(GOAL OF THE EXERCISE): Extract, exactly and without pictures, every line from the one that includes "Convert this screenshot" through the final line of the material below.

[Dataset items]
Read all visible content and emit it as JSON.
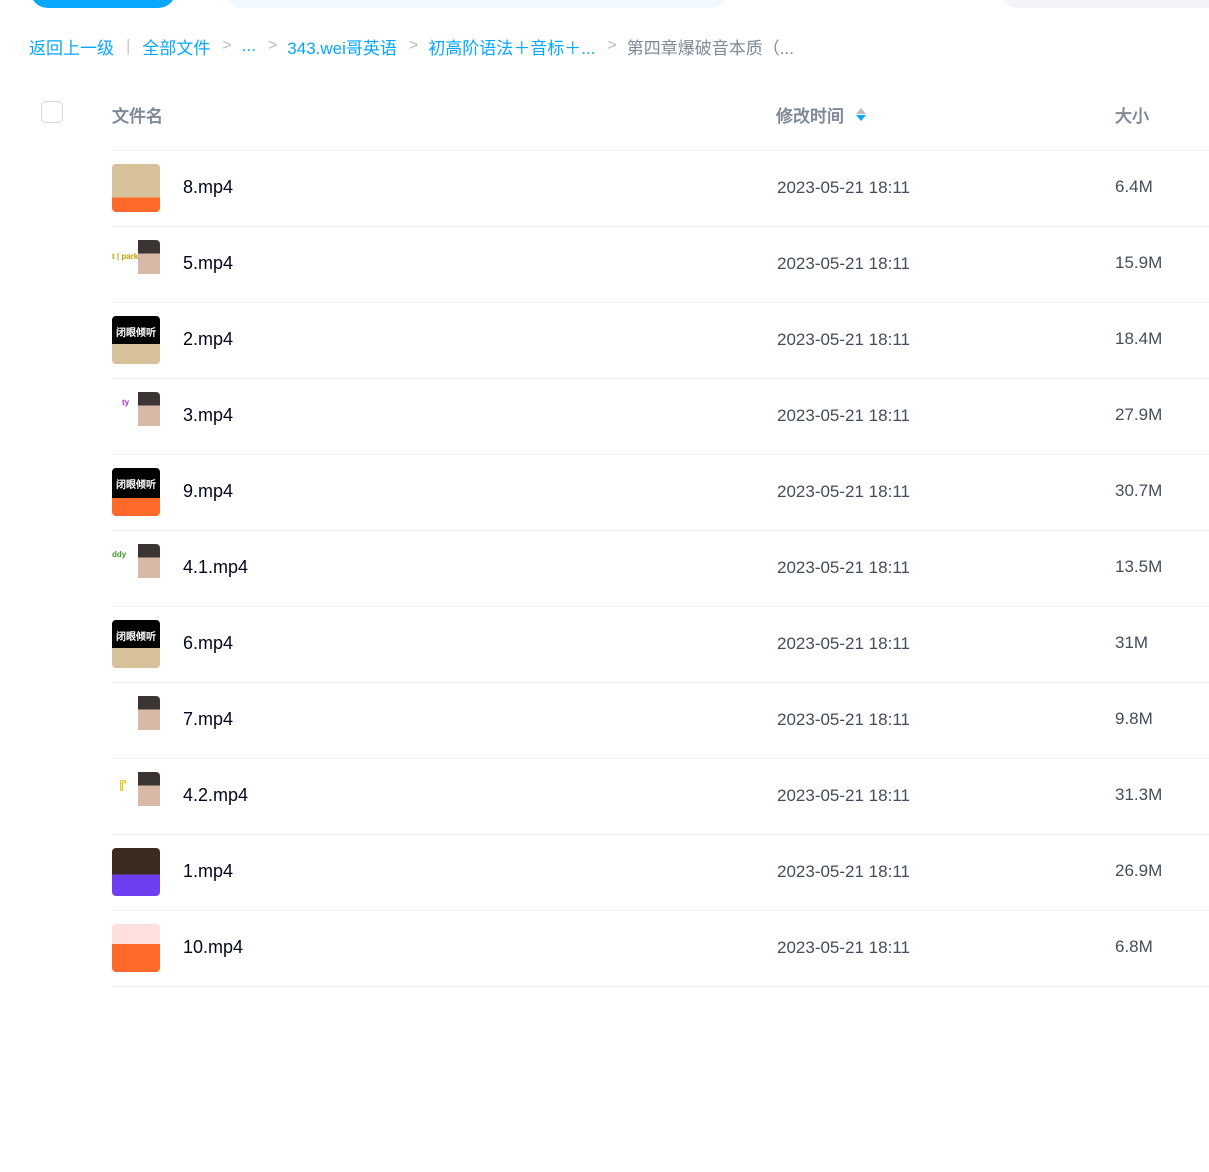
{
  "breadcrumb": {
    "back": "返回上一级",
    "pipe": "|",
    "sep": ">",
    "items": [
      "全部文件",
      "...",
      "343.wei哥英语",
      "初高阶语法＋音标＋..."
    ],
    "current": "第四章爆破音本质（..."
  },
  "header": {
    "name": "文件名",
    "time": "修改时间",
    "size": "大小"
  },
  "files": [
    {
      "name": "8.mp4",
      "time": "2023-05-21 18:11",
      "size": "6.4M"
    },
    {
      "name": "5.mp4",
      "time": "2023-05-21 18:11",
      "size": "15.9M"
    },
    {
      "name": "2.mp4",
      "time": "2023-05-21 18:11",
      "size": "18.4M"
    },
    {
      "name": "3.mp4",
      "time": "2023-05-21 18:11",
      "size": "27.9M"
    },
    {
      "name": "9.mp4",
      "time": "2023-05-21 18:11",
      "size": "30.7M"
    },
    {
      "name": "4.1.mp4",
      "time": "2023-05-21 18:11",
      "size": "13.5M"
    },
    {
      "name": "6.mp4",
      "time": "2023-05-21 18:11",
      "size": "31M"
    },
    {
      "name": "7.mp4",
      "time": "2023-05-21 18:11",
      "size": "9.8M"
    },
    {
      "name": "4.2.mp4",
      "time": "2023-05-21 18:11",
      "size": "31.3M"
    },
    {
      "name": "1.mp4",
      "time": "2023-05-21 18:11",
      "size": "26.9M"
    },
    {
      "name": "10.mp4",
      "time": "2023-05-21 18:11",
      "size": "6.8M"
    }
  ],
  "thumbs": {
    "black_text": "闭眼倾听",
    "word_5": "t | park",
    "word_3": "ty",
    "word_41": "ddy",
    "word_42": "『"
  },
  "colors": {
    "accent": "#06a7ff",
    "muted": "#818999",
    "text": "#03081a"
  }
}
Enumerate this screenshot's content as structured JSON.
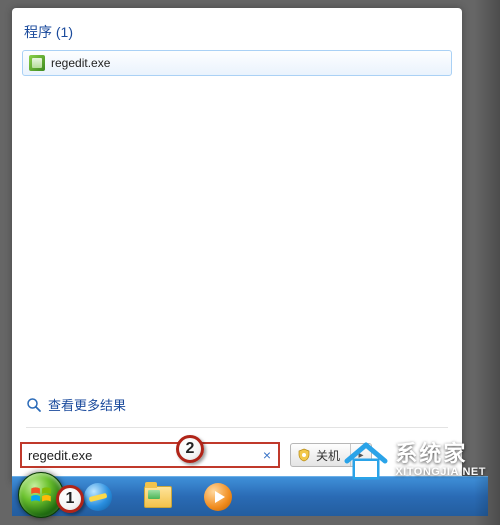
{
  "programs": {
    "header": "程序 (1)",
    "items": [
      {
        "label": "regedit.exe",
        "icon": "regedit-icon"
      }
    ]
  },
  "more_results": {
    "label": "查看更多结果"
  },
  "search": {
    "value": "regedit.exe",
    "clear_glyph": "×"
  },
  "shutdown": {
    "label": "关机",
    "arrow": "▸"
  },
  "annotations": {
    "n1": "1",
    "n2": "2"
  },
  "watermark": {
    "cn": "系统家",
    "url": "XITONGJIA.NET"
  }
}
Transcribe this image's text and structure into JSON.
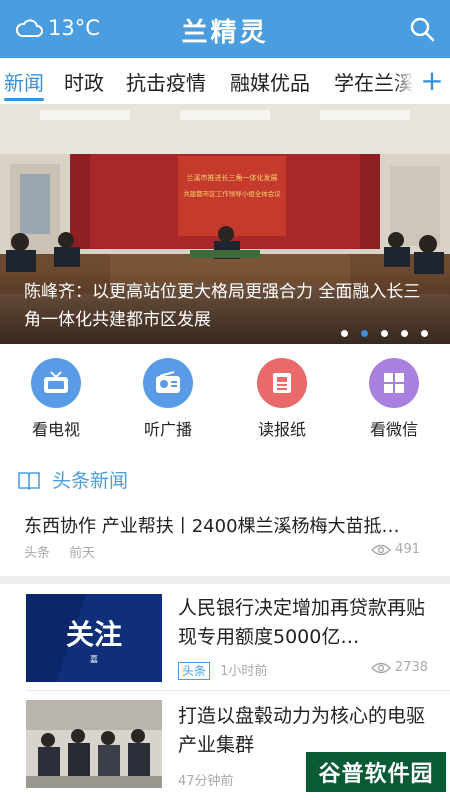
{
  "header": {
    "temperature": "13°C",
    "weather_icon": "cloud-icon",
    "title": "兰精灵",
    "search_icon": "search-icon",
    "bg_color": "#4a9ee0"
  },
  "tabs": {
    "items": [
      {
        "label": "新闻",
        "active": true
      },
      {
        "label": "时政",
        "active": false
      },
      {
        "label": "抗击疫情",
        "active": false
      },
      {
        "label": "融媒优品",
        "active": false
      },
      {
        "label": "学在兰溪",
        "active": false
      }
    ],
    "add_label": "+",
    "accent": "#3a8fd9"
  },
  "banner": {
    "title": "陈峰齐：以更高站位更大格局更强合力 全面融入长三角一体化共建都市区发展",
    "slide_count": 5,
    "active_slide": 2,
    "backdrop_text": [
      "兰溪市推进长三角一体化发展",
      "共建都市区工作领导小组全体会议"
    ]
  },
  "quick_links": [
    {
      "label": "看电视",
      "icon": "tv-icon",
      "color": "#5a9be8"
    },
    {
      "label": "听广播",
      "icon": "radio-icon",
      "color": "#5a9be8"
    },
    {
      "label": "读报纸",
      "icon": "newspaper-icon",
      "color": "#e96a6a"
    },
    {
      "label": "看微信",
      "icon": "wechat-grid-icon",
      "color": "#a97fe0"
    }
  ],
  "section": {
    "title": "头条新闻",
    "icon": "book-icon"
  },
  "headline": {
    "title": "东西协作 产业帮扶丨2400棵兰溪杨梅大苗抵…",
    "tag": "头条",
    "time": "前天",
    "views": "491"
  },
  "news": [
    {
      "title": "人民银行决定增加再贷款再贴现专用额度5000亿…",
      "tag": "头条",
      "time": "1小时前",
      "views": "2738",
      "thumb_text": "关注",
      "thumb_sub": "嘉"
    },
    {
      "title": "打造以盘毂动力为核心的电驱产业集群",
      "tag": "",
      "time": "47分钟前",
      "views": ""
    }
  ],
  "watermark": "谷普软件园"
}
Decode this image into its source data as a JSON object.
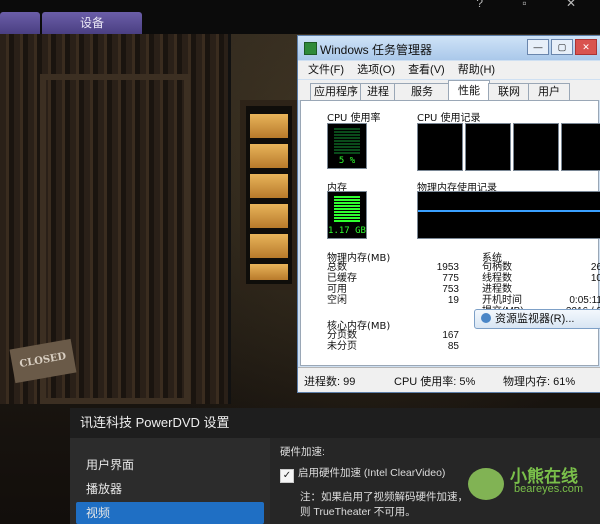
{
  "top": {
    "tab1": "",
    "tab2": "设备",
    "window_icons": "? ▫ ✕"
  },
  "scene": {
    "sign_text": "CLOSED"
  },
  "task_manager": {
    "title": "Windows 任务管理器",
    "controls": {
      "min": "—",
      "max": "▢",
      "close": "✕"
    },
    "menus": [
      "文件(F)",
      "选项(O)",
      "查看(V)",
      "帮助(H)"
    ],
    "tabs": [
      "应用程序",
      "进程",
      "服务",
      "性能",
      "联网",
      "用户"
    ],
    "active_tab": "性能",
    "cpu_usage_label": "CPU 使用率",
    "cpu_usage_value": "5 %",
    "cpu_history_label": "CPU 使用记录",
    "memory_label": "内存",
    "memory_value": "1.17 GB",
    "mem_history_label": "物理内存使用记录",
    "physical_mem": {
      "title": "物理内存(MB)",
      "rows": [
        [
          "总数",
          "1953"
        ],
        [
          "已缓存",
          "775"
        ],
        [
          "可用",
          "753"
        ],
        [
          "空闲",
          "19"
        ]
      ]
    },
    "kernel_mem": {
      "title": "核心内存(MB)",
      "rows": [
        [
          "分页数",
          "167"
        ],
        [
          "未分页",
          "85"
        ]
      ]
    },
    "system": {
      "title": "系统",
      "rows": [
        [
          "句柄数",
          "26"
        ],
        [
          "线程数",
          "10"
        ],
        [
          "进程数",
          ""
        ],
        [
          "开机时间",
          "0:05:11"
        ],
        [
          "提交(MB)",
          "2216 / 3"
        ]
      ]
    },
    "resource_monitor_button": "资源监视器(R)...",
    "status": {
      "processes": "进程数: 99",
      "cpu": "CPU 使用率: 5%",
      "memory": "物理内存: 61%"
    }
  },
  "powerdvd": {
    "title": "讯连科技 PowerDVD 设置",
    "nav": [
      "用户界面",
      "播放器",
      "视频"
    ],
    "selected_nav": "视频",
    "section": "硬件加速:",
    "checkbox_label": "启用硬件加速 (Intel ClearVideo)",
    "checkbox_checked": true,
    "note1": "注：如果启用了视频解码硬件加速，",
    "note2": "则 TrueTheater 不可用。"
  },
  "watermark": {
    "text1": "小熊在线",
    "text2": "beareyes.com"
  }
}
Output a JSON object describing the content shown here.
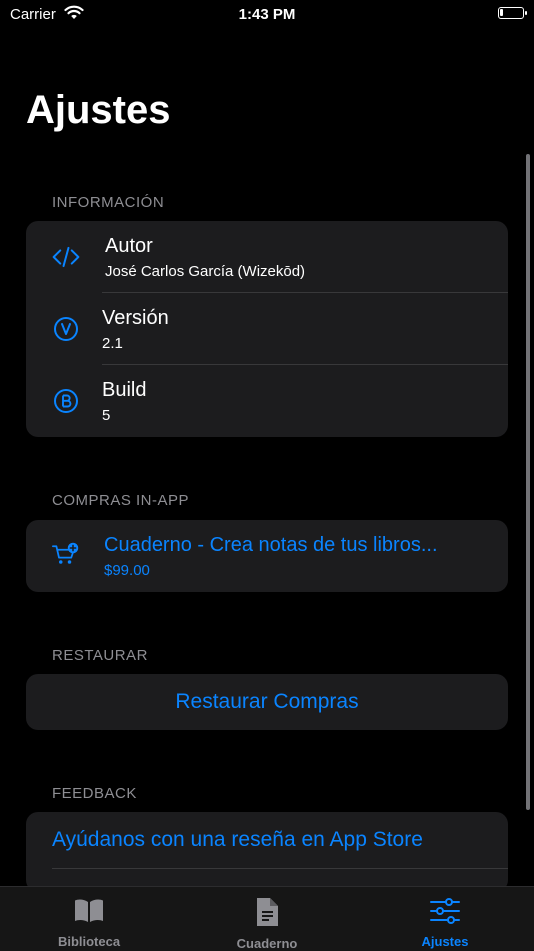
{
  "status_bar": {
    "carrier": "Carrier",
    "time": "1:43 PM"
  },
  "page_title": "Ajustes",
  "sections": {
    "info": {
      "header": "INFORMACIÓN",
      "rows": [
        {
          "title": "Autor",
          "subtitle": "José Carlos García (Wizekōd)",
          "icon": "code-icon"
        },
        {
          "title": "Versión",
          "subtitle": "2.1",
          "icon": "v-circle-icon"
        },
        {
          "title": "Build",
          "subtitle": "5",
          "icon": "b-circle-icon"
        }
      ]
    },
    "purchases": {
      "header": "COMPRAS IN-APP",
      "item": {
        "title": "Cuaderno - Crea notas de tus libros...",
        "price": "$99.00",
        "icon": "cart-plus-icon"
      }
    },
    "restore": {
      "header": "RESTAURAR",
      "button": "Restaurar Compras"
    },
    "feedback": {
      "header": "FEEDBACK",
      "link": "Ayúdanos con una reseña en App Store"
    }
  },
  "tabs": [
    {
      "label": "Biblioteca",
      "icon": "book-icon",
      "active": false
    },
    {
      "label": "Cuaderno",
      "icon": "document-icon",
      "active": false
    },
    {
      "label": "Ajustes",
      "icon": "sliders-icon",
      "active": true
    }
  ],
  "colors": {
    "accent": "#0a84ff",
    "background": "#000000",
    "card": "#1c1c1e",
    "muted": "#8e8e93"
  }
}
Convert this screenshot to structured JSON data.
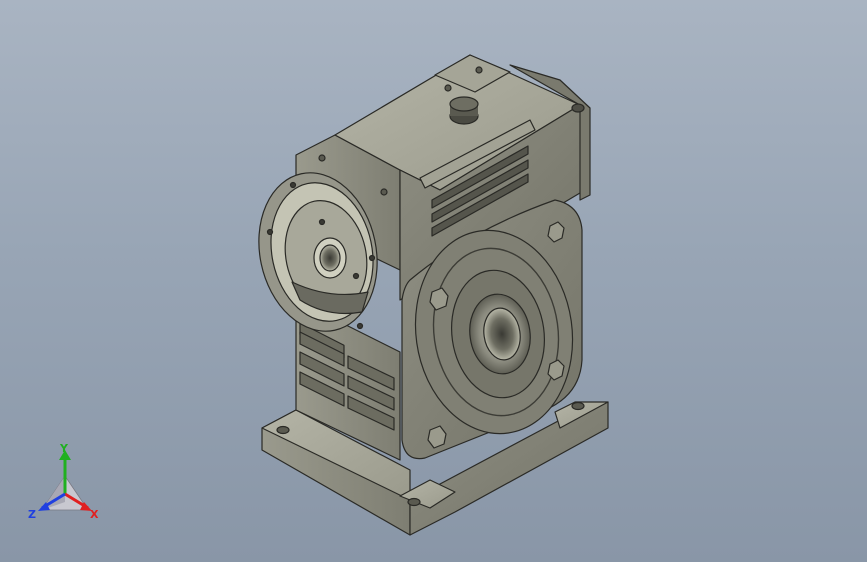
{
  "viewport": {
    "background_top": "#a9b4c2",
    "background_bottom": "#8996a7",
    "model_color": "#8c8c80",
    "model_edge_color": "#2a2a26"
  },
  "triad": {
    "x_label": "X",
    "y_label": "Y",
    "z_label": "Z",
    "x_color": "#e02020",
    "y_color": "#20b020",
    "z_color": "#2040e0"
  }
}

(RESPONSE TO THIS EXERCISE):
Convert this screenshot to structured JSON data.
{
  "viewport": {
    "background_top": "#a9b4c2",
    "background_bottom": "#8996a7",
    "model_color": "#8c8c80",
    "model_edge_color": "#2a2a26"
  },
  "triad": {
    "x_label": "X",
    "y_label": "Y",
    "z_label": "Z",
    "x_color": "#e02020",
    "y_color": "#20b020",
    "z_color": "#2040e0"
  }
}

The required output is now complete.